> **Records for processing**:
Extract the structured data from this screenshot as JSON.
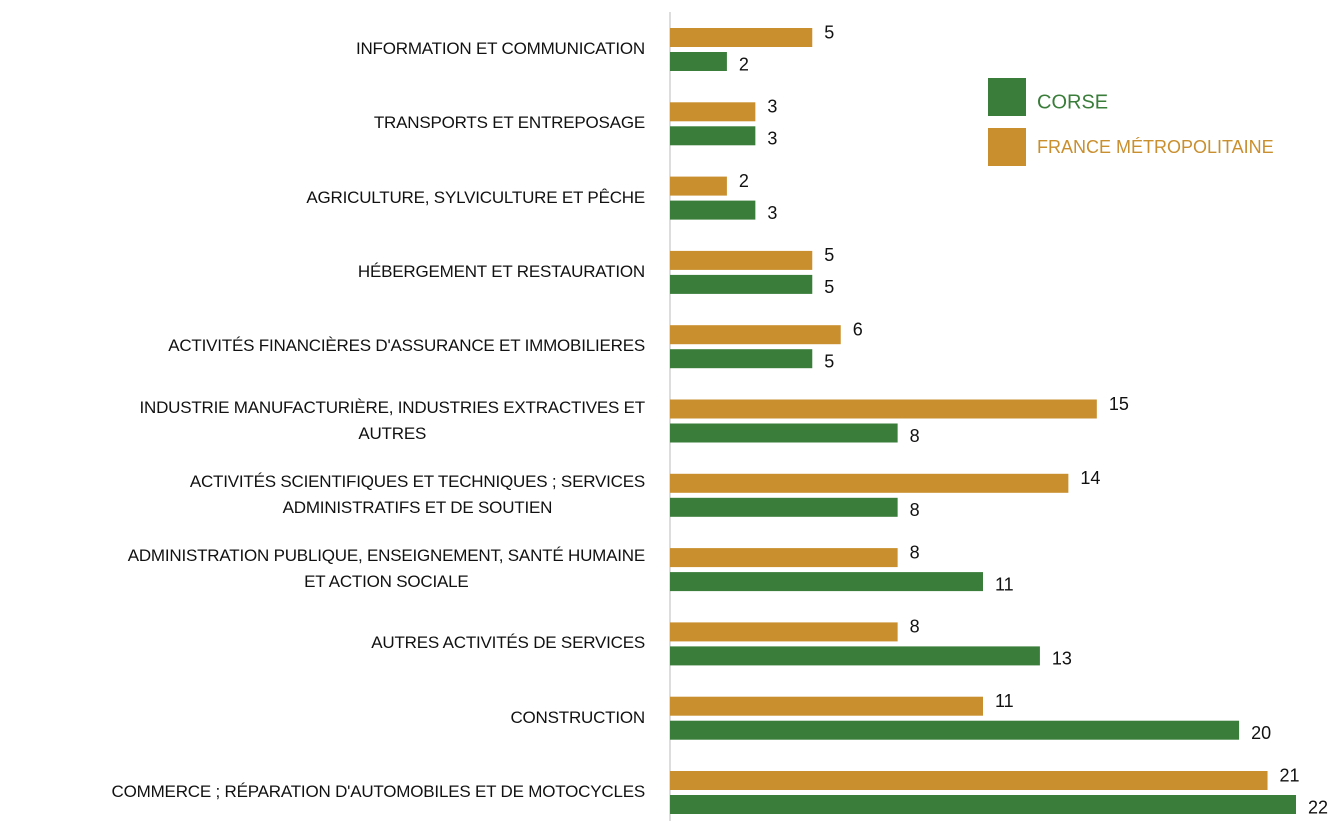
{
  "chart_data": {
    "type": "hbar",
    "categories": [
      "INFORMATION ET COMMUNICATION",
      "TRANSPORTS ET ENTREPOSAGE",
      "AGRICULTURE, SYLVICULTURE ET PÊCHE",
      "HÉBERGEMENT ET RESTAURATION",
      "ACTIVITÉS FINANCIÈRES D'ASSURANCE ET IMMOBILIERES",
      "INDUSTRIE MANUFACTURIÈRE, INDUSTRIES EXTRACTIVES  ET\nAUTRES",
      "ACTIVITÉS SCIENTIFIQUES ET TECHNIQUES ; SERVICES\nADMINISTRATIFS ET DE SOUTIEN",
      "ADMINISTRATION PUBLIQUE, ENSEIGNEMENT, SANTÉ HUMAINE\nET ACTION SOCIALE",
      "AUTRES ACTIVITÉS DE SERVICES",
      "CONSTRUCTION",
      "COMMERCE ; RÉPARATION D'AUTOMOBILES ET DE MOTOCYCLES"
    ],
    "series": [
      {
        "name": "FRANCE MÉTROPOLITAINE",
        "color": "#c98f2e",
        "values": [
          5,
          3,
          2,
          5,
          6,
          15,
          14,
          8,
          8,
          11,
          21
        ]
      },
      {
        "name": "CORSE",
        "color": "#3a7d3a",
        "values": [
          2,
          3,
          3,
          5,
          5,
          8,
          8,
          11,
          13,
          20,
          22
        ]
      }
    ],
    "xlim": [
      0,
      22
    ],
    "legend": "upper right"
  }
}
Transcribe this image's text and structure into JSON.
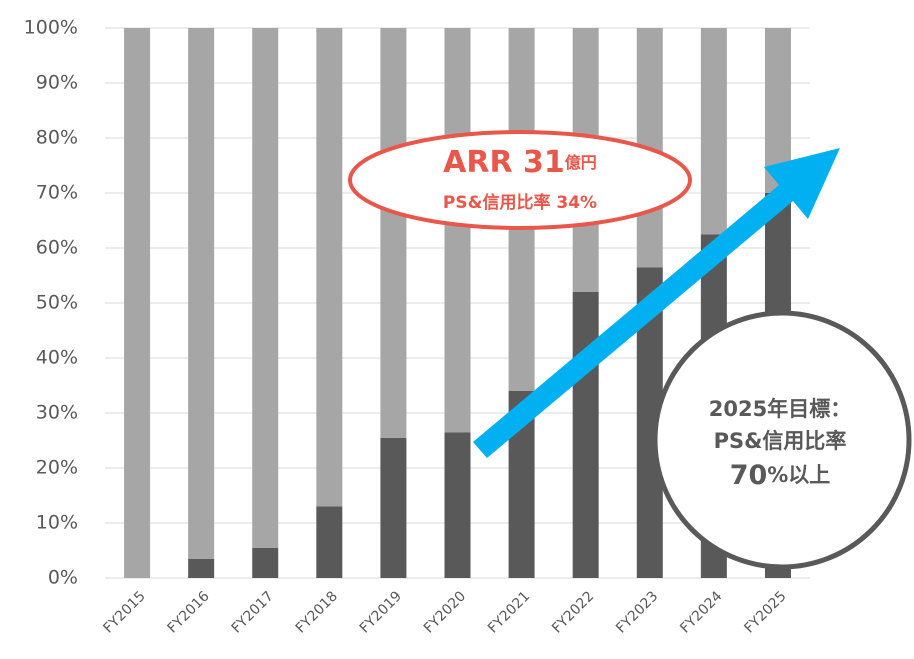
{
  "chart_data": {
    "type": "stacked_bar",
    "categories": [
      "FY2015",
      "FY2016",
      "FY2017",
      "FY2018",
      "FY2019",
      "FY2020",
      "FY2021",
      "FY2022",
      "FY2023",
      "FY2024",
      "FY2025"
    ],
    "series": [
      {
        "color": "#595959",
        "values": [
          0,
          3.5,
          5.5,
          13,
          25.5,
          26.5,
          34,
          52,
          56.5,
          62.5,
          70
        ]
      },
      {
        "color": "#a6a6a6",
        "values": [
          100,
          96.5,
          94.5,
          87,
          74.5,
          73.5,
          66,
          48,
          43.5,
          37.5,
          30
        ]
      }
    ],
    "ylim": [
      0,
      100
    ],
    "yticks": [
      {
        "value": 0,
        "label": "0%"
      },
      {
        "value": 10,
        "label": "10%"
      },
      {
        "value": 20,
        "label": "20%"
      },
      {
        "value": 30,
        "label": "30%"
      },
      {
        "value": 40,
        "label": "40%"
      },
      {
        "value": 50,
        "label": "50%"
      },
      {
        "value": 60,
        "label": "60%"
      },
      {
        "value": 70,
        "label": "70%"
      },
      {
        "value": 80,
        "label": "80%"
      },
      {
        "value": 90,
        "label": "90%"
      },
      {
        "value": 100,
        "label": "100%"
      }
    ],
    "grid": true,
    "annotations": [
      "ARR 31",
      "億円",
      "PS&信用比率 34%",
      "2025年目標：",
      "PS&信用比率",
      "70",
      "%以上"
    ]
  }
}
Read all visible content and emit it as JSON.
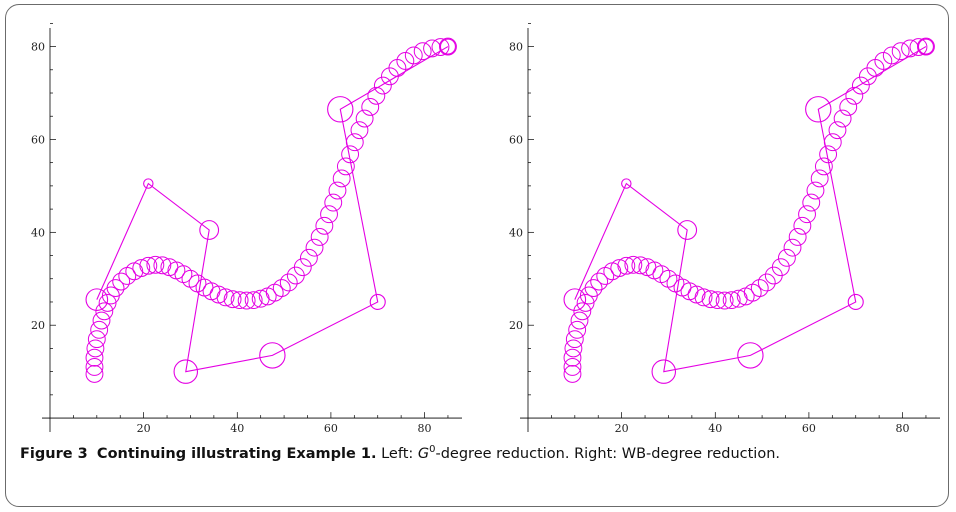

> **Set problem**:
Reproduce all entries exactly. Pictures do not belong in the copy.

> **Answer to this task**:
Extract the structured data from this screenshot as JSON.
{
  "chart_data": {
    "type": "hbar",
    "categories": [
      "INFORMATION ET COMMUNICATION",
      "TRANSPORTS ET ENTREPOSAGE",
      "AGRICULTURE, SYLVICULTURE ET PÊCHE",
      "HÉBERGEMENT ET RESTAURATION",
      "ACTIVITÉS FINANCIÈRES D'ASSURANCE ET IMMOBILIERES",
      "INDUSTRIE MANUFACTURIÈRE, INDUSTRIES EXTRACTIVES  ET\nAUTRES",
      "ACTIVITÉS SCIENTIFIQUES ET TECHNIQUES ; SERVICES\nADMINISTRATIFS ET DE SOUTIEN",
      "ADMINISTRATION PUBLIQUE, ENSEIGNEMENT, SANTÉ HUMAINE\nET ACTION SOCIALE",
      "AUTRES ACTIVITÉS DE SERVICES",
      "CONSTRUCTION",
      "COMMERCE ; RÉPARATION D'AUTOMOBILES ET DE MOTOCYCLES"
    ],
    "series": [
      {
        "name": "FRANCE MÉTROPOLITAINE",
        "color": "#c98f2e",
        "values": [
          5,
          3,
          2,
          5,
          6,
          15,
          14,
          8,
          8,
          11,
          21
        ]
      },
      {
        "name": "CORSE",
        "color": "#3a7d3a",
        "values": [
          2,
          3,
          3,
          5,
          5,
          8,
          8,
          11,
          13,
          20,
          22
        ]
      }
    ],
    "xlim": [
      0,
      22
    ],
    "legend": "upper right"
  }
}
Transcribe this image's text and structure into JSON.
{
  "chart_data": {
    "type": "stacked_bar",
    "categories": [
      "FY2015",
      "FY2016",
      "FY2017",
      "FY2018",
      "FY2019",
      "FY2020",
      "FY2021",
      "FY2022",
      "FY2023",
      "FY2024",
      "FY2025"
    ],
    "series": [
      {
        "color": "#595959",
        "values": [
          0,
          3.5,
          5.5,
          13,
          25.5,
          26.5,
          34,
          52,
          56.5,
          62.5,
          70
        ]
      },
      {
        "color": "#a6a6a6",
        "values": [
          100,
          96.5,
          94.5,
          87,
          74.5,
          73.5,
          66,
          48,
          43.5,
          37.5,
          30
        ]
      }
    ],
    "ylim": [
      0,
      100
    ],
    "yticks": [
      {
        "value": 0,
        "label": "0%"
      },
      {
        "value": 10,
        "label": "10%"
      },
      {
        "value": 20,
        "label": "20%"
      },
      {
        "value": 30,
        "label": "30%"
      },
      {
        "value": 40,
        "label": "40%"
      },
      {
        "value": 50,
        "label": "50%"
      },
      {
        "value": 60,
        "label": "60%"
      },
      {
        "value": 70,
        "label": "70%"
      },
      {
        "value": 80,
        "label": "80%"
      },
      {
        "value": 90,
        "label": "90%"
      },
      {
        "value": 100,
        "label": "100%"
      }
    ],
    "grid": true,
    "annotations": [
      "ARR 31",
      "億円",
      "PS&信用比率 34%",
      "2025年目標：",
      "PS&信用比率",
      "70",
      "%以上"
    ]
  }
}
Read all visible content and emit it as JSON.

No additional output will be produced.